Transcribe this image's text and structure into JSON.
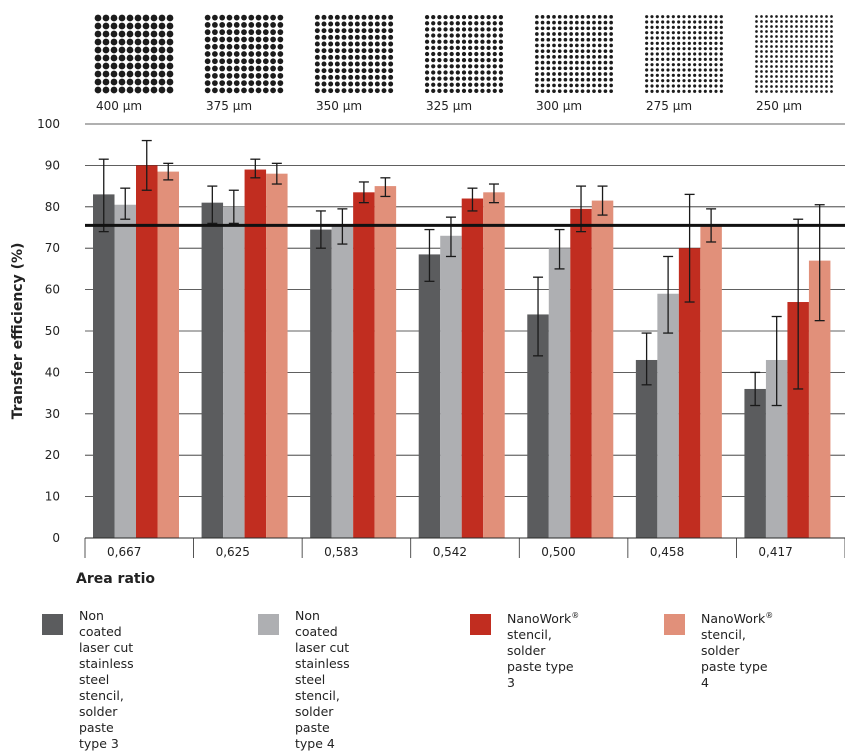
{
  "chart_data": {
    "type": "bar",
    "xlabel": "Area ratio",
    "ylabel": "Transfer efficiency (%)",
    "ylim": [
      0,
      100
    ],
    "yticks": [
      "0",
      "10",
      "20",
      "30",
      "40",
      "50",
      "60",
      "70",
      "80",
      "90",
      "100"
    ],
    "grid": true,
    "reference_line": 75.5,
    "categories": [
      "0,667",
      "0,625",
      "0,583",
      "0,542",
      "0,500",
      "0,458",
      "0,417"
    ],
    "aperture_labels": [
      "400 µm",
      "375 µm",
      "350 µm",
      "325 µm",
      "300 µm",
      "275 µm",
      "250 µm"
    ],
    "aperture_dot_grid": [
      10,
      11,
      12,
      13,
      14,
      15,
      16
    ],
    "series": [
      {
        "color": "#5b5c5e",
        "values": [
          83.0,
          81.0,
          74.5,
          68.5,
          54.0,
          43.0,
          36.0
        ],
        "error_low": [
          74.0,
          76.0,
          70.0,
          62.0,
          44.0,
          37.0,
          32.0
        ],
        "error_high": [
          91.5,
          85.0,
          79.0,
          74.5,
          63.0,
          49.5,
          40.0
        ]
      },
      {
        "color": "#aeafb2",
        "values": [
          80.5,
          80.0,
          75.5,
          73.0,
          70.0,
          59.0,
          43.0
        ],
        "error_low": [
          77.0,
          76.0,
          71.0,
          68.0,
          65.0,
          49.5,
          32.0
        ],
        "error_high": [
          84.5,
          84.0,
          79.5,
          77.5,
          74.5,
          68.0,
          53.5
        ]
      },
      {
        "color": "#c12d20",
        "values": [
          90.0,
          89.0,
          83.5,
          82.0,
          79.5,
          70.0,
          57.0
        ],
        "error_low": [
          84.0,
          87.0,
          81.0,
          79.0,
          74.0,
          57.0,
          36.0
        ],
        "error_high": [
          96.0,
          91.5,
          86.0,
          84.5,
          85.0,
          83.0,
          77.0
        ]
      },
      {
        "color": "#e1907a",
        "values": [
          88.5,
          88.0,
          85.0,
          83.5,
          81.5,
          75.5,
          67.0
        ],
        "error_low": [
          86.5,
          85.5,
          82.5,
          81.0,
          78.0,
          71.5,
          52.5
        ],
        "error_high": [
          90.5,
          90.5,
          87.0,
          85.5,
          85.0,
          79.5,
          80.5
        ]
      }
    ]
  },
  "legend": [
    {
      "text": "Non coated laser cut\nstainless steel stencil,\nsolder paste type 3",
      "sup": "",
      "color": "#5b5c5e"
    },
    {
      "text": "Non coated laser cut\nstainless steel stencil,\nsolder paste type 4",
      "sup": "",
      "color": "#aeafb2"
    },
    {
      "text": "NanoWork",
      "sup": "®",
      "after": " stencil,\nsolder paste type 3",
      "color": "#c12d20"
    },
    {
      "text": "NanoWork",
      "sup": "®",
      "after": " stencil,\nsolder paste type 4",
      "color": "#e1907a"
    }
  ]
}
::::::::
EXERCISE DIRECTIONS
In the material above, find each line that contains the word "color", and select it.

THE REPLY
        "color": "#5b5c5e",
        "color": "#aeafb2",
        "color": "#c12d20",
        "color": "#e1907a",
      "color": "#5b5c5e"
      "color": "#aeafb2"
      "color": "#c12d20"
      "color": "#e1907a"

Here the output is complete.